■ AIM: Check each line of the data for "true" and select those that have it.

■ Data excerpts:

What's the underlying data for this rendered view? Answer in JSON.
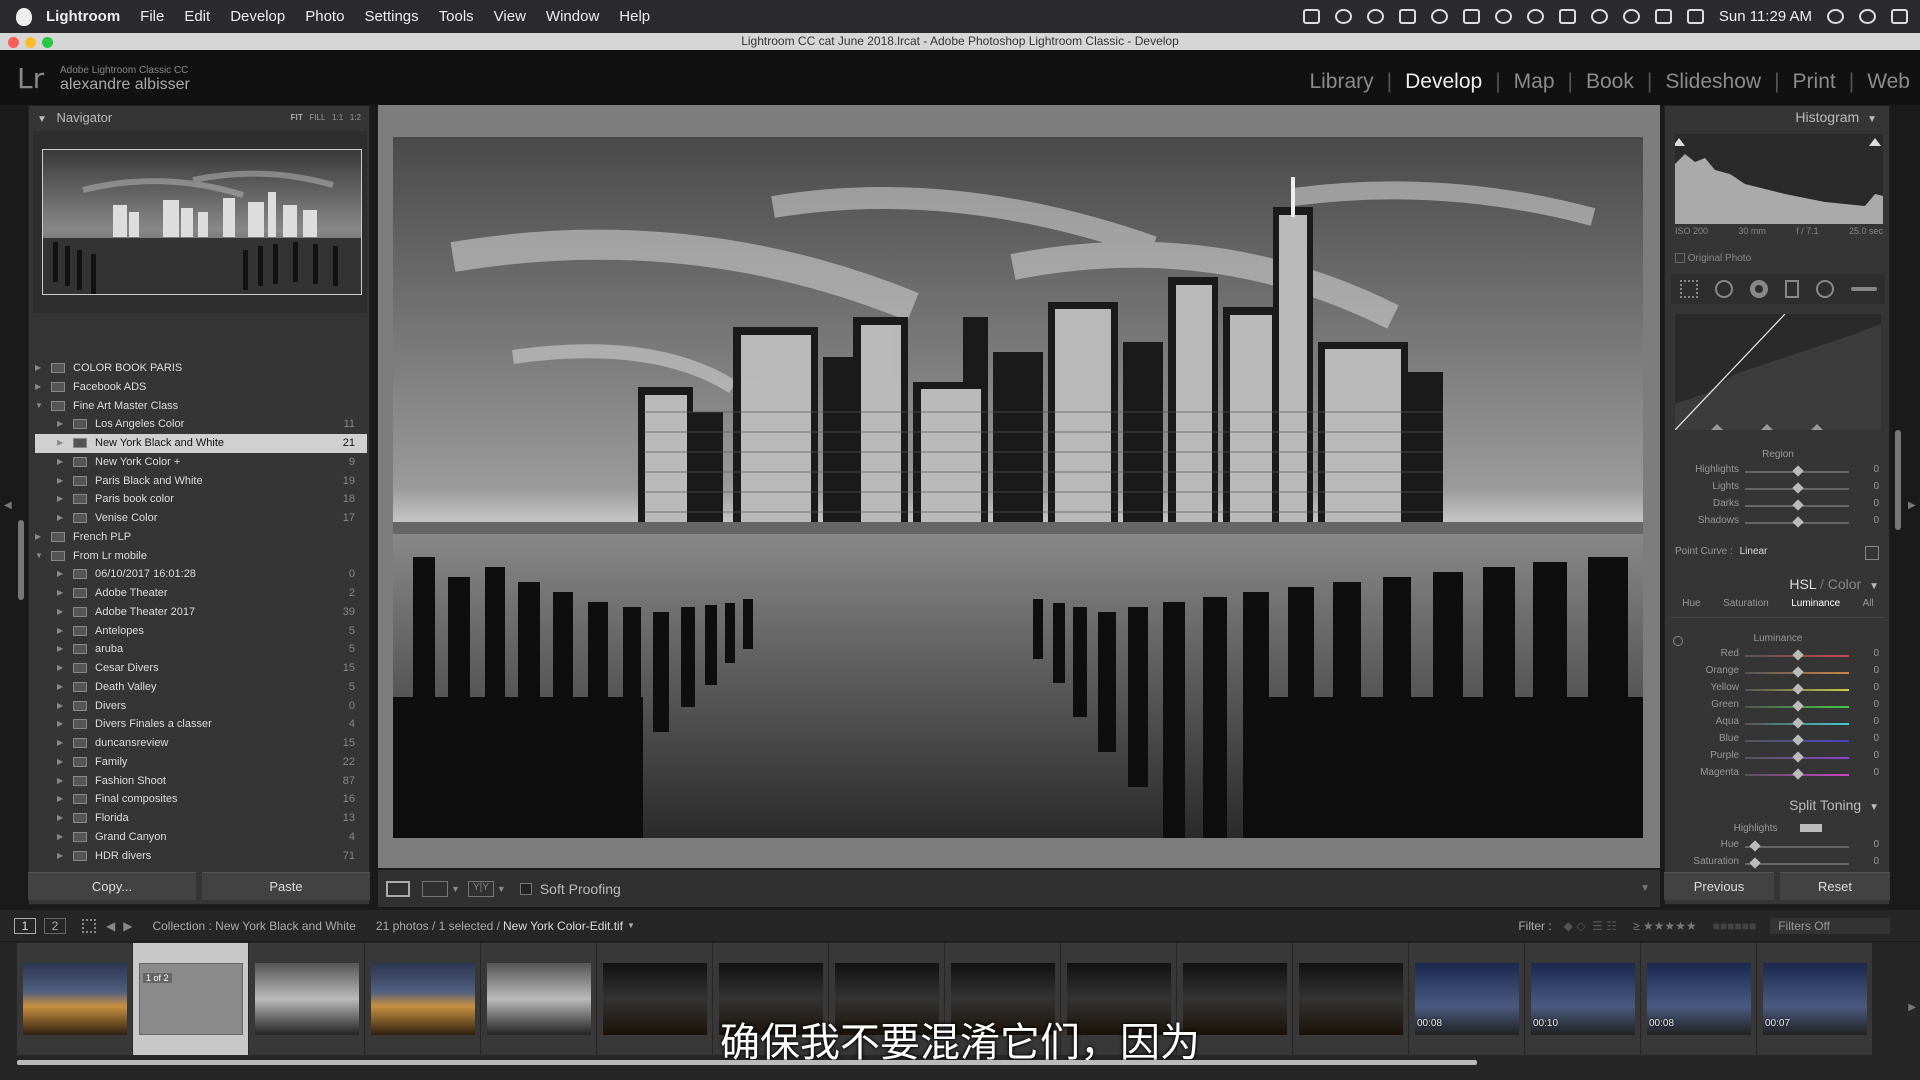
{
  "menubar": {
    "app": "Lightroom",
    "items": [
      "File",
      "Edit",
      "Develop",
      "Photo",
      "Settings",
      "Tools",
      "View",
      "Window",
      "Help"
    ],
    "clock": "Sun 11:29 AM"
  },
  "window": {
    "title": "Lightroom CC cat June 2018.lrcat - Adobe Photoshop Lightroom Classic - Develop"
  },
  "identity": {
    "logo": "Lr",
    "product": "Adobe Lightroom Classic CC",
    "user": "alexandre albisser"
  },
  "modules": [
    {
      "label": "Library",
      "active": false
    },
    {
      "label": "Develop",
      "active": true
    },
    {
      "label": "Map",
      "active": false
    },
    {
      "label": "Book",
      "active": false
    },
    {
      "label": "Slideshow",
      "active": false
    },
    {
      "label": "Print",
      "active": false
    },
    {
      "label": "Web",
      "active": false
    }
  ],
  "navigator": {
    "title": "Navigator",
    "zoom_options": [
      "FIT",
      "FILL",
      "1:1",
      "1:2"
    ]
  },
  "collections": [
    {
      "name": "COLOR BOOK PARIS",
      "count": "",
      "level": 0,
      "expanded": false,
      "selected": false
    },
    {
      "name": "Facebook ADS",
      "count": "",
      "level": 0,
      "expanded": false,
      "selected": false
    },
    {
      "name": "Fine Art Master Class",
      "count": "",
      "level": 0,
      "expanded": true,
      "selected": false
    },
    {
      "name": "Los Angeles Color",
      "count": "11",
      "level": 1,
      "expanded": false,
      "selected": false
    },
    {
      "name": "New York Black and White",
      "count": "21",
      "level": 1,
      "expanded": false,
      "selected": true
    },
    {
      "name": "New York Color +",
      "count": "9",
      "level": 1,
      "expanded": false,
      "selected": false
    },
    {
      "name": "Paris Black and White",
      "count": "19",
      "level": 1,
      "expanded": false,
      "selected": false
    },
    {
      "name": "Paris book color",
      "count": "18",
      "level": 1,
      "expanded": false,
      "selected": false
    },
    {
      "name": "Venise Color",
      "count": "17",
      "level": 1,
      "expanded": false,
      "selected": false
    },
    {
      "name": "French PLP",
      "count": "",
      "level": 0,
      "expanded": false,
      "selected": false
    },
    {
      "name": "From Lr mobile",
      "count": "",
      "level": 0,
      "expanded": true,
      "selected": false
    },
    {
      "name": "06/10/2017 16:01:28",
      "count": "0",
      "level": 1,
      "expanded": false,
      "selected": false
    },
    {
      "name": "Adobe Theater",
      "count": "2",
      "level": 1,
      "expanded": false,
      "selected": false
    },
    {
      "name": "Adobe Theater 2017",
      "count": "39",
      "level": 1,
      "expanded": false,
      "selected": false
    },
    {
      "name": "Antelopes",
      "count": "5",
      "level": 1,
      "expanded": false,
      "selected": false
    },
    {
      "name": "aruba",
      "count": "5",
      "level": 1,
      "expanded": false,
      "selected": false
    },
    {
      "name": "Cesar Divers",
      "count": "15",
      "level": 1,
      "expanded": false,
      "selected": false
    },
    {
      "name": "Death Valley",
      "count": "5",
      "level": 1,
      "expanded": false,
      "selected": false
    },
    {
      "name": "Divers",
      "count": "0",
      "level": 1,
      "expanded": false,
      "selected": false
    },
    {
      "name": "Divers Finales a classer",
      "count": "4",
      "level": 1,
      "expanded": false,
      "selected": false
    },
    {
      "name": "duncansreview",
      "count": "15",
      "level": 1,
      "expanded": false,
      "selected": false
    },
    {
      "name": "Family",
      "count": "22",
      "level": 1,
      "expanded": false,
      "selected": false
    },
    {
      "name": "Fashion Shoot",
      "count": "87",
      "level": 1,
      "expanded": false,
      "selected": false
    },
    {
      "name": "Final composites",
      "count": "16",
      "level": 1,
      "expanded": false,
      "selected": false
    },
    {
      "name": "Florida",
      "count": "13",
      "level": 1,
      "expanded": false,
      "selected": false
    },
    {
      "name": "Grand Canyon",
      "count": "4",
      "level": 1,
      "expanded": false,
      "selected": false
    },
    {
      "name": "HDR divers",
      "count": "71",
      "level": 1,
      "expanded": false,
      "selected": false
    }
  ],
  "left_buttons": {
    "copy": "Copy...",
    "paste": "Paste"
  },
  "toolbar": {
    "soft_proofing": "Soft Proofing"
  },
  "histogram": {
    "title": "Histogram",
    "iso": "ISO 200",
    "focal": "30 mm",
    "aperture": "f / 7.1",
    "shutter": "25.0 sec",
    "original_photo": "Original Photo"
  },
  "tone_curve": {
    "region_title": "Region",
    "sliders": [
      {
        "label": "Highlights",
        "value": "0"
      },
      {
        "label": "Lights",
        "value": "0"
      },
      {
        "label": "Darks",
        "value": "0"
      },
      {
        "label": "Shadows",
        "value": "0"
      }
    ],
    "point_curve_label": "Point Curve :",
    "point_curve_value": "Linear"
  },
  "hsl": {
    "title_hsl": "HSL",
    "title_sep": "/",
    "title_color": "Color",
    "tabs": [
      "Hue",
      "Saturation",
      "Luminance",
      "All"
    ],
    "active_tab": "Luminance",
    "group_title": "Luminance",
    "sliders": [
      {
        "label": "Red",
        "value": "0",
        "color": "#c44"
      },
      {
        "label": "Orange",
        "value": "0",
        "color": "#c84"
      },
      {
        "label": "Yellow",
        "value": "0",
        "color": "#cc4"
      },
      {
        "label": "Green",
        "value": "0",
        "color": "#4c4"
      },
      {
        "label": "Aqua",
        "value": "0",
        "color": "#4cc"
      },
      {
        "label": "Blue",
        "value": "0",
        "color": "#44c"
      },
      {
        "label": "Purple",
        "value": "0",
        "color": "#84c"
      },
      {
        "label": "Magenta",
        "value": "0",
        "color": "#c4c"
      }
    ]
  },
  "split_toning": {
    "title": "Split Toning",
    "highlights": "Highlights",
    "sliders": [
      {
        "label": "Hue",
        "value": "0"
      },
      {
        "label": "Saturation",
        "value": "0"
      }
    ]
  },
  "right_buttons": {
    "previous": "Previous",
    "reset": "Reset"
  },
  "filmstrip": {
    "screen1": "1",
    "screen2": "2",
    "collection": "Collection : New York Black and White",
    "photos": "21 photos / 1 selected /",
    "filename": "New York Color-Edit.tif",
    "filter_label": "Filter :",
    "filters_off": "Filters Off",
    "stack_badge": "1 of 2",
    "thumbs": [
      {
        "duration": "",
        "style": "warm"
      },
      {
        "duration": "",
        "style": "selected"
      },
      {
        "duration": "",
        "style": "bw"
      },
      {
        "duration": "",
        "style": "warm"
      },
      {
        "duration": "",
        "style": "bw"
      },
      {
        "duration": "",
        "style": "night"
      },
      {
        "duration": "",
        "style": "night"
      },
      {
        "duration": "",
        "style": "night"
      },
      {
        "duration": "",
        "style": "night"
      },
      {
        "duration": "",
        "style": "night"
      },
      {
        "duration": "",
        "style": "night"
      },
      {
        "duration": "",
        "style": "night"
      },
      {
        "duration": "00:08",
        "style": "blue"
      },
      {
        "duration": "00:10",
        "style": "blue"
      },
      {
        "duration": "00:08",
        "style": "blue"
      },
      {
        "duration": "00:07",
        "style": "blue"
      }
    ]
  },
  "subtitle": "确保我不要混淆它们，因为"
}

■ RESULT:
      "active": true
      "expanded": true,
      "selected": true
      "expanded": true,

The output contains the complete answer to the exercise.